Stored data:
## begin

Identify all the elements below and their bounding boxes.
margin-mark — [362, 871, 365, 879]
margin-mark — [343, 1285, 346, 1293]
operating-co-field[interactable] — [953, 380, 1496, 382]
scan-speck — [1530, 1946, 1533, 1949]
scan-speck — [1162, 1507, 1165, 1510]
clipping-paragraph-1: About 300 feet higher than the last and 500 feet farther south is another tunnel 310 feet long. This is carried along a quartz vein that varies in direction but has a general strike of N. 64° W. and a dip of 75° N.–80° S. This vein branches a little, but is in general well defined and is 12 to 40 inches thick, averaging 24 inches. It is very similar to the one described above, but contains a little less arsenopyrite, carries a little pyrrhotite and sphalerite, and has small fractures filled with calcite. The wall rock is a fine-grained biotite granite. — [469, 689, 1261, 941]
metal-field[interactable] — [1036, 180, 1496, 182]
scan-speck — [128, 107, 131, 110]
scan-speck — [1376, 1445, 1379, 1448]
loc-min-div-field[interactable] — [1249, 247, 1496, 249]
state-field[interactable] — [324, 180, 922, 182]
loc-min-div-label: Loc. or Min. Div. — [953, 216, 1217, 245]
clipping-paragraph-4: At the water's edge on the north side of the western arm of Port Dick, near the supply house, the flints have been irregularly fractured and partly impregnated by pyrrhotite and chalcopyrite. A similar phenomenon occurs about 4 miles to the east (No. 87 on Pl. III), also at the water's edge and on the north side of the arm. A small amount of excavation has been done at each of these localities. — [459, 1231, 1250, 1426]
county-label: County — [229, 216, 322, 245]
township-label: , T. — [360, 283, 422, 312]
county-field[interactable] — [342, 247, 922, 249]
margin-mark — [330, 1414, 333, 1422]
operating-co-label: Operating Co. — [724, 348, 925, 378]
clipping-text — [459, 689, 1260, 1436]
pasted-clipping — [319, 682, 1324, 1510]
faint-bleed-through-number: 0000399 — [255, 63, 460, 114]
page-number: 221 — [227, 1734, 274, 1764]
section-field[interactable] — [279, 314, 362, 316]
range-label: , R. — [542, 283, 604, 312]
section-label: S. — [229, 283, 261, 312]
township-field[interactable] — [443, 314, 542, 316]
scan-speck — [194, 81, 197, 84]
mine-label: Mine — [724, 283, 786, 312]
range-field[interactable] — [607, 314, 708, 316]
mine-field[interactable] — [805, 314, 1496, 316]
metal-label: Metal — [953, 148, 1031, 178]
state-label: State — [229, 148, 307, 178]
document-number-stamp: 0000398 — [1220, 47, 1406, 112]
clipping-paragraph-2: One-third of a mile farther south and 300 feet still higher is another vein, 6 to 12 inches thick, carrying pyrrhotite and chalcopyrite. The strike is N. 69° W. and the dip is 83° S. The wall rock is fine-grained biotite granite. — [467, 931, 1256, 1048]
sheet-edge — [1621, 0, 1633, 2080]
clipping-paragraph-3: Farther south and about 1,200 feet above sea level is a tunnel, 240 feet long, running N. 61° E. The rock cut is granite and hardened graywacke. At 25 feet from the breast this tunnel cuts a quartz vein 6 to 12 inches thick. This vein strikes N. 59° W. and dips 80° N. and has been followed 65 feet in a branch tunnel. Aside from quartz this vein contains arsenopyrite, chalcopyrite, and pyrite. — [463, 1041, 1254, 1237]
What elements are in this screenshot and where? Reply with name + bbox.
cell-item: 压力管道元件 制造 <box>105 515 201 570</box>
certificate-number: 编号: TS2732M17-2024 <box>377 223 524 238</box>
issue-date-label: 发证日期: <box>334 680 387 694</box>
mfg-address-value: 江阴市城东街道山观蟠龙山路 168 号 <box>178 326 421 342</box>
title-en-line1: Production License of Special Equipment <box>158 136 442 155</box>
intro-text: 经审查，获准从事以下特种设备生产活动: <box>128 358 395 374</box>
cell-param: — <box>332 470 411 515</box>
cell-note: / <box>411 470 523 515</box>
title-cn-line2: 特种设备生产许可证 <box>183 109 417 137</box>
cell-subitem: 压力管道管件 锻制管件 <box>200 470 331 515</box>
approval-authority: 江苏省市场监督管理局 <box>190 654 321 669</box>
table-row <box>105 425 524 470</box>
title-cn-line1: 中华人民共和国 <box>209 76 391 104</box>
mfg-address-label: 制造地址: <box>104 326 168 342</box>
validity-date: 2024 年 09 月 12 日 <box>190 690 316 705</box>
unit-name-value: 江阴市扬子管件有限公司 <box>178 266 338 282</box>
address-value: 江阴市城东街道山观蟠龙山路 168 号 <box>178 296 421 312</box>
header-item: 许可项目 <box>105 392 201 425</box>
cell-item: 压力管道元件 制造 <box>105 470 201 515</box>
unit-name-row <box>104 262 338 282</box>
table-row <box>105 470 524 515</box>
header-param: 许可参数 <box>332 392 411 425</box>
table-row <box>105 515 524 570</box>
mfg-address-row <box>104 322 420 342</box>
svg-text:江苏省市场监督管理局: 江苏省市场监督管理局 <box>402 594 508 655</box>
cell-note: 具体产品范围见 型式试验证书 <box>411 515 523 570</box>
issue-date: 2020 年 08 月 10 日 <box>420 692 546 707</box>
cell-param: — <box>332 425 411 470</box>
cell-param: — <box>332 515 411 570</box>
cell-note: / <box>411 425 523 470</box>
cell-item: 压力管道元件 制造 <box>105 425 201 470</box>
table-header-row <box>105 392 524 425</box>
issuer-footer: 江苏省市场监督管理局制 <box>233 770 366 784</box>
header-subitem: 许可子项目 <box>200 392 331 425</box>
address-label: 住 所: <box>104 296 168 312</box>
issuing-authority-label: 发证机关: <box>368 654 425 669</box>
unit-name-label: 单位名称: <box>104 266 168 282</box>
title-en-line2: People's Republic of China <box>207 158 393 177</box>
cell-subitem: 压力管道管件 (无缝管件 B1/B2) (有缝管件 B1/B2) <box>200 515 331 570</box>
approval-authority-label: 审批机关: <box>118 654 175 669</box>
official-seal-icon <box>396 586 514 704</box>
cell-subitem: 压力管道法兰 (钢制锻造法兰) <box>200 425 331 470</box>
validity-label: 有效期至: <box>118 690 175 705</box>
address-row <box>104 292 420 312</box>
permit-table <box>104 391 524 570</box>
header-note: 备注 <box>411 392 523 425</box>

## end

▶ **TASK PROMPT**:
Pull every line out of the items above and reproduce each one word for word, leaving nothing out.

▶ **FINISHED EXERCISE**:
Identify all the elements below and their bounding boxes.
margin-mark — [362, 871, 365, 879]
margin-mark — [343, 1285, 346, 1293]
operating-co-field[interactable] — [953, 380, 1496, 382]
scan-speck — [1530, 1946, 1533, 1949]
scan-speck — [1162, 1507, 1165, 1510]
clipping-paragraph-1: About 300 feet higher than the last and 500 feet farther south is another tunnel 310 feet long. This is carried along a quartz vein that varies in direction but has a general strike of N. 64° W. and a dip of 75° N.–80° S. This vein branches a little, but is in general well defined and is 12 to 40 inches thick, averaging 24 inches. It is very similar to the one described above, but contains a little less arsenopyrite, carries a little pyrrhotite and sphalerite, and has small fractures filled with calcite. The wall rock is a fine-grained biotite granite. — [469, 689, 1261, 941]
metal-field[interactable] — [1036, 180, 1496, 182]
scan-speck — [128, 107, 131, 110]
scan-speck — [1376, 1445, 1379, 1448]
loc-min-div-field[interactable] — [1249, 247, 1496, 249]
state-field[interactable] — [324, 180, 922, 182]
loc-min-div-label: Loc. or Min. Div. — [953, 216, 1217, 245]
clipping-paragraph-4: At the water's edge on the north side of the western arm of Port Dick, near the supply house, the flints have been irregularly fractured and partly impregnated by pyrrhotite and chalcopyrite. A similar phenomenon occurs about 4 miles to the east (No. 87 on Pl. III), also at the water's edge and on the north side of the arm. A small amount of excavation has been done at each of these localities. — [459, 1231, 1250, 1426]
county-label: County — [229, 216, 322, 245]
township-label: , T. — [360, 283, 422, 312]
county-field[interactable] — [342, 247, 922, 249]
margin-mark — [330, 1414, 333, 1422]
operating-co-label: Operating Co. — [724, 348, 925, 378]
clipping-text — [459, 689, 1260, 1436]
pasted-clipping — [319, 682, 1324, 1510]
faint-bleed-through-number: 0000399 — [255, 63, 460, 114]
page-number: 221 — [227, 1734, 274, 1764]
section-field[interactable] — [279, 314, 362, 316]
range-label: , R. — [542, 283, 604, 312]
section-label: S. — [229, 283, 261, 312]
township-field[interactable] — [443, 314, 542, 316]
scan-speck — [194, 81, 197, 84]
mine-label: Mine — [724, 283, 786, 312]
range-field[interactable] — [607, 314, 708, 316]
mine-field[interactable] — [805, 314, 1496, 316]
metal-label: Metal — [953, 148, 1031, 178]
state-label: State — [229, 148, 307, 178]
document-number-stamp: 0000398 — [1220, 47, 1406, 112]
clipping-paragraph-2: One-third of a mile farther south and 300 feet still higher is another vein, 6 to 12 inches thick, carrying pyrrhotite and chalcopyrite. The strike is N. 69° W. and the dip is 83° S. The wall rock is fine-grained biotite granite. — [467, 931, 1256, 1048]
sheet-edge — [1621, 0, 1633, 2080]
clipping-paragraph-3: Farther south and about 1,200 feet above sea level is a tunnel, 240 feet long, running N. 61° E. The rock cut is granite and hardened graywacke. At 25 feet from the breast this tunnel cuts a quartz vein 6 to 12 inches thick. This vein strikes N. 59° W. and dips 80° N. and has been followed 65 feet in a branch tunnel. Aside from quartz this vein contains arsenopyrite, chalcopyrite, and pyrite. — [463, 1041, 1254, 1237]
What elements are in this screenshot and where? Reply with name + bbox.
cell-item: 压力管道元件 制造 <box>105 515 201 570</box>
certificate-number: 编号: TS2732M17-2024 <box>377 223 524 238</box>
issue-date-label: 发证日期: <box>334 680 387 694</box>
mfg-address-value: 江阴市城东街道山观蟠龙山路 168 号 <box>178 326 421 342</box>
title-en-line1: Production License of Special Equipment <box>158 136 442 155</box>
intro-text: 经审查，获准从事以下特种设备生产活动: <box>128 358 395 374</box>
cell-param: — <box>332 470 411 515</box>
cell-note: / <box>411 470 523 515</box>
title-cn-line2: 特种设备生产许可证 <box>183 109 417 137</box>
cell-subitem: 压力管道管件 锻制管件 <box>200 470 331 515</box>
approval-authority: 江苏省市场监督管理局 <box>190 654 321 669</box>
table-row <box>105 425 524 470</box>
title-cn-line1: 中华人民共和国 <box>209 76 391 104</box>
mfg-address-label: 制造地址: <box>104 326 168 342</box>
validity-date: 2024 年 09 月 12 日 <box>190 690 316 705</box>
unit-name-value: 江阴市扬子管件有限公司 <box>178 266 338 282</box>
address-value: 江阴市城东街道山观蟠龙山路 168 号 <box>178 296 421 312</box>
header-item: 许可项目 <box>105 392 201 425</box>
cell-item: 压力管道元件 制造 <box>105 470 201 515</box>
unit-name-row <box>104 262 338 282</box>
table-row <box>105 470 524 515</box>
header-param: 许可参数 <box>332 392 411 425</box>
table-row <box>105 515 524 570</box>
mfg-address-row <box>104 322 420 342</box>
svg-text:江苏省市场监督管理局: 江苏省市场监督管理局 <box>402 594 508 655</box>
cell-note: 具体产品范围见 型式试验证书 <box>411 515 523 570</box>
issue-date: 2020 年 08 月 10 日 <box>420 692 546 707</box>
cell-param: — <box>332 425 411 470</box>
cell-param: — <box>332 515 411 570</box>
cell-note: / <box>411 425 523 470</box>
cell-item: 压力管道元件 制造 <box>105 425 201 470</box>
table-header-row <box>105 392 524 425</box>
issuer-footer: 江苏省市场监督管理局制 <box>233 770 366 784</box>
header-subitem: 许可子项目 <box>200 392 331 425</box>
address-label: 住 所: <box>104 296 168 312</box>
issuing-authority-label: 发证机关: <box>368 654 425 669</box>
unit-name-label: 单位名称: <box>104 266 168 282</box>
title-en-line2: People's Republic of China <box>207 158 393 177</box>
cell-subitem: 压力管道管件 (无缝管件 B1/B2) (有缝管件 B1/B2) <box>200 515 331 570</box>
approval-authority-label: 审批机关: <box>118 654 175 669</box>
official-seal-icon <box>396 586 514 704</box>
cell-subitem: 压力管道法兰 (钢制锻造法兰) <box>200 425 331 470</box>
validity-label: 有效期至: <box>118 690 175 705</box>
address-row <box>104 292 420 312</box>
permit-table <box>104 391 524 570</box>
header-note: 备注 <box>411 392 523 425</box>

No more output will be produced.